> OBJECTIVE: Copy all the entries below exactly, but not the pictures.

> SUPPLIED DATA:

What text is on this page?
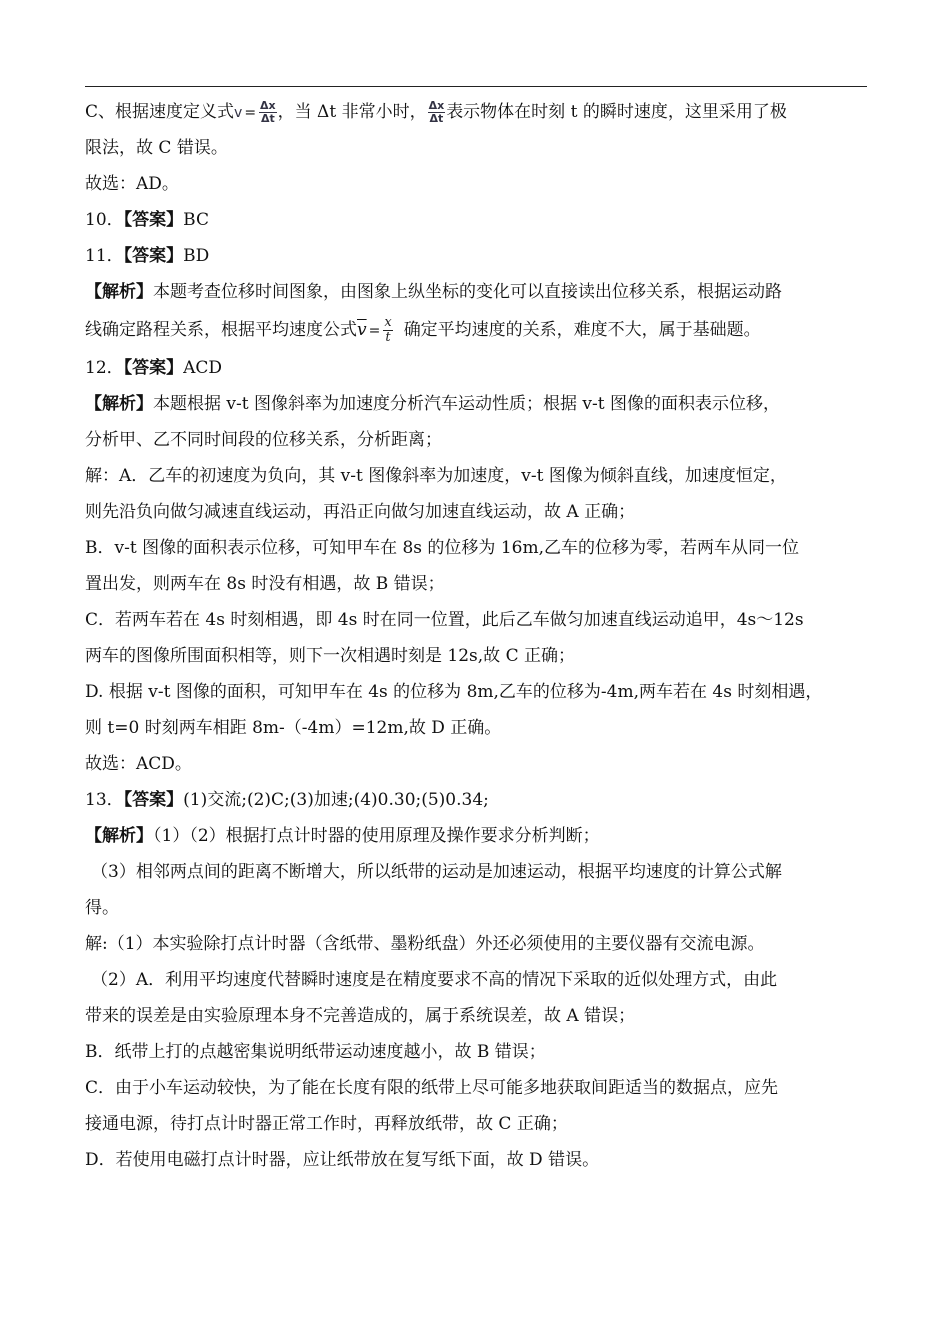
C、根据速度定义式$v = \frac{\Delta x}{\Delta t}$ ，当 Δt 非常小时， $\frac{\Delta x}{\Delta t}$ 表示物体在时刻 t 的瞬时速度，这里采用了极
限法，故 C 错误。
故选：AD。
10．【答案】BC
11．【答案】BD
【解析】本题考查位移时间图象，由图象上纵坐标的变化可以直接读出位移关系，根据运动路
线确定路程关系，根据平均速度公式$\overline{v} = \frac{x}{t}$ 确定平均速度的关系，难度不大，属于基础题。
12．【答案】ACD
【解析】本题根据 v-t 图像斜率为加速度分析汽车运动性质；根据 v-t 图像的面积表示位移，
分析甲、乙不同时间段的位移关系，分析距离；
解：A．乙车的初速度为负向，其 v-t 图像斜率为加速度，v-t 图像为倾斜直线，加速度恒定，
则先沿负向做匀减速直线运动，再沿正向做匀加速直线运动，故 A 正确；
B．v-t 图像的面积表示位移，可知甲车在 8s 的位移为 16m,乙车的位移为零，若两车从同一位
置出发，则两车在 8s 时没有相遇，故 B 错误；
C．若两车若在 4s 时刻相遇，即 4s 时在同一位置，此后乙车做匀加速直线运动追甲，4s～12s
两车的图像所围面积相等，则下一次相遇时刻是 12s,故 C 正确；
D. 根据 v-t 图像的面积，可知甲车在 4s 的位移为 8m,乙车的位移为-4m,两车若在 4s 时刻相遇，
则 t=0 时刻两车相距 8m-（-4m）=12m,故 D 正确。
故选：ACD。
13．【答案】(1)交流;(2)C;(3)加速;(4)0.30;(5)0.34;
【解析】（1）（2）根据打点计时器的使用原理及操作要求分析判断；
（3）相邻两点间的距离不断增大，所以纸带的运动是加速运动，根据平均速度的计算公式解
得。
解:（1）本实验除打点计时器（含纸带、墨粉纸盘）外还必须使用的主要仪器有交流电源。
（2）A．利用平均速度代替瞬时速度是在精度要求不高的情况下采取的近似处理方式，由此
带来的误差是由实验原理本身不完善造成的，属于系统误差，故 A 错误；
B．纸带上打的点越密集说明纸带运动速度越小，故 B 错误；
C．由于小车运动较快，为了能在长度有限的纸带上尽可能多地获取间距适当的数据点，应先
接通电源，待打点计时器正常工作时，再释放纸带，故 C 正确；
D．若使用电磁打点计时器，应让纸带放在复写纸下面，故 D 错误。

> EXERCISE SOLUTION:
What text is on this page?
C、根据速度定义式$v = \frac{\Delta x}{\Delta t}$ ，当 Δt 非常小时， $\frac{\Delta x}{\Delta t}$ 表示物体在时刻 t 的瞬时速度，这里采用了极
限法，故 C 错误。
故选：AD。
10．【答案】BC
11．【答案】BD
【解析】本题考查位移时间图象，由图象上纵坐标的变化可以直接读出位移关系，根据运动路
线确定路程关系，根据平均速度公式$\overline{v} = \frac{x}{t}$ 确定平均速度的关系，难度不大，属于基础题。
12．【答案】ACD
【解析】本题根据 v-t 图像斜率为加速度分析汽车运动性质；根据 v-t 图像的面积表示位移，
分析甲、乙不同时间段的位移关系，分析距离；
解：A．乙车的初速度为负向，其 v-t 图像斜率为加速度，v-t 图像为倾斜直线，加速度恒定，
则先沿负向做匀减速直线运动，再沿正向做匀加速直线运动，故 A 正确；
B．v-t 图像的面积表示位移，可知甲车在 8s 的位移为 16m,乙车的位移为零，若两车从同一位
置出发，则两车在 8s 时没有相遇，故 B 错误；
C．若两车若在 4s 时刻相遇，即 4s 时在同一位置，此后乙车做匀加速直线运动追甲，4s～12s
两车的图像所围面积相等，则下一次相遇时刻是 12s,故 C 正确；
D. 根据 v-t 图像的面积，可知甲车在 4s 的位移为 8m,乙车的位移为-4m,两车若在 4s 时刻相遇，
则 t=0 时刻两车相距 8m-（-4m）=12m,故 D 正确。
故选：ACD。
13．【答案】(1)交流;(2)C;(3)加速;(4)0.30;(5)0.34;
【解析】（1）（2）根据打点计时器的使用原理及操作要求分析判断；
（3）相邻两点间的距离不断增大，所以纸带的运动是加速运动，根据平均速度的计算公式解
得。
解:（1）本实验除打点计时器（含纸带、墨粉纸盘）外还必须使用的主要仪器有交流电源。
（2）A．利用平均速度代替瞬时速度是在精度要求不高的情况下采取的近似处理方式，由此
带来的误差是由实验原理本身不完善造成的，属于系统误差，故 A 错误；
B．纸带上打的点越密集说明纸带运动速度越小，故 B 错误；
C．由于小车运动较快，为了能在长度有限的纸带上尽可能多地获取间距适当的数据点，应先
接通电源，待打点计时器正常工作时，再释放纸带，故 C 正确；
D．若使用电磁打点计时器，应让纸带放在复写纸下面，故 D 错误。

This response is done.